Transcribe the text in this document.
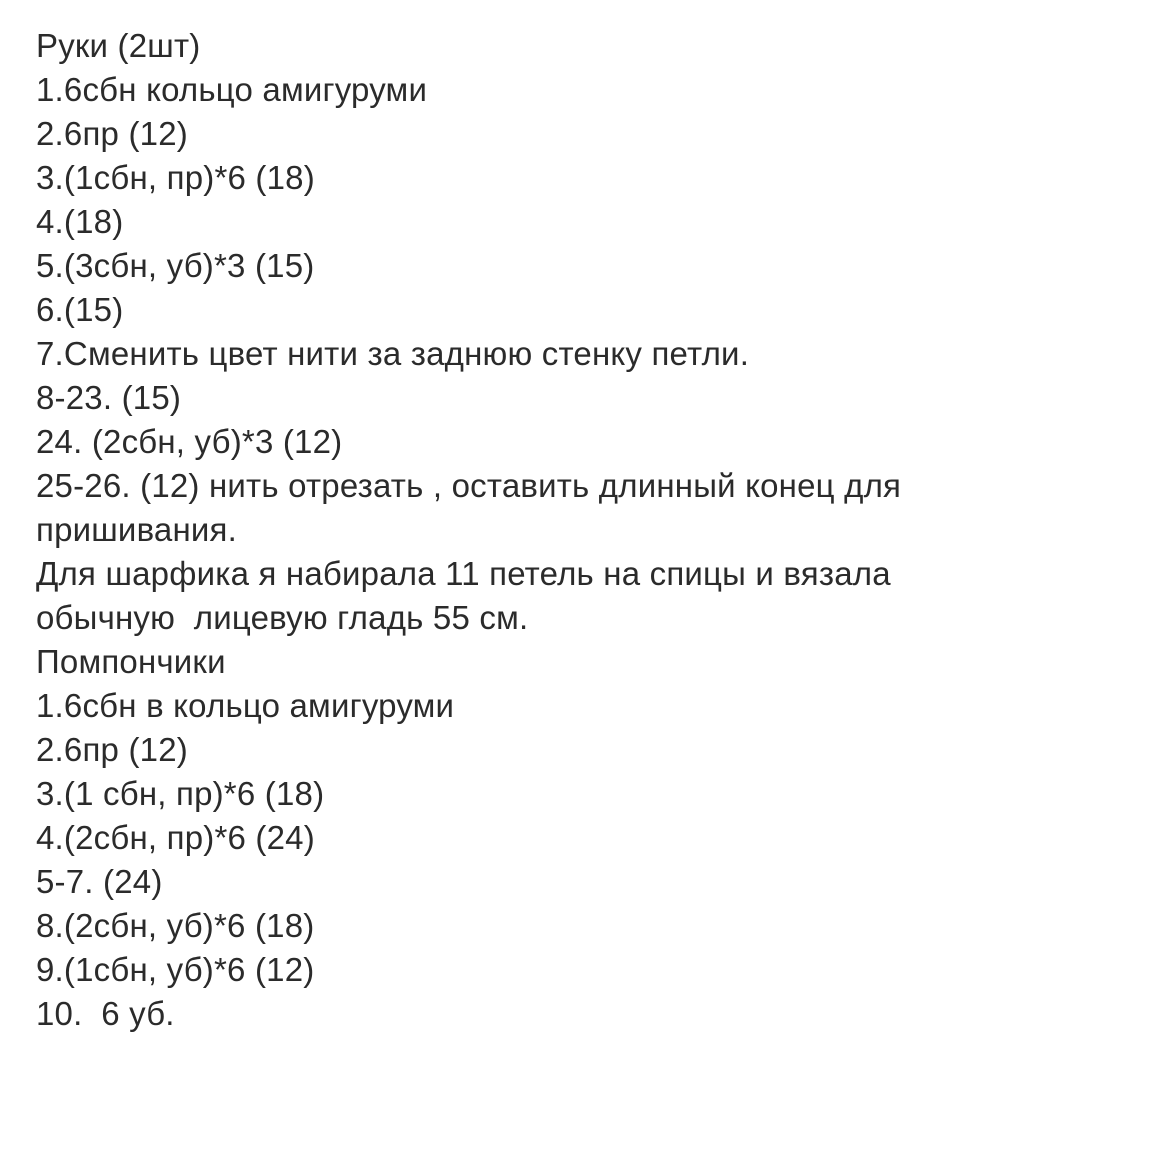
Руки (2шт)

1.6сбн кольцо амигуруми

2.6пр (12)

3.(1сбн, пр)*6 (18)

4.(18)

5.(3сбн, уб)*3 (15)

6.(15)

7.Сменить цвет нити за заднюю стенку петли.

8-23. (15)

24. (2сбн, уб)*3 (12)

25-26. (12) нить отрезать , оставить длинный конец для

пришивания.

Для шарфика я набирала 11 петель на спицы и вязала

обычную  лицевую гладь 55 см.

Помпончики

1.6сбн в кольцо амигуруми

2.6пр (12)

3.(1 сбн, пр)*6 (18)

4.(2сбн, пр)*6 (24)

5-7. (24)

8.(2сбн, уб)*6 (18)

9.(1сбн, уб)*6 (12)

10.  6 уб.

_SET TASK_.
Print the complete listing exactly, apart from any pictures.

_CORRECT RESULT_.
Transcribe the text in this document.
Руки (2шт)

1.6сбн кольцо амигуруми

2.6пр (12)

3.(1сбн, пр)*6 (18)

4.(18)

5.(3сбн, уб)*3 (15)

6.(15)

7.Сменить цвет нити за заднюю стенку петли.

8-23. (15)

24. (2сбн, уб)*3 (12)

25-26. (12) нить отрезать , оставить длинный конец для

пришивания.

Для шарфика я набирала 11 петель на спицы и вязала

обычную  лицевую гладь 55 см.

Помпончики

1.6сбн в кольцо амигуруми

2.6пр (12)

3.(1 сбн, пр)*6 (18)

4.(2сбн, пр)*6 (24)

5-7. (24)

8.(2сбн, уб)*6 (18)

9.(1сбн, уб)*6 (12)

10.  6 уб.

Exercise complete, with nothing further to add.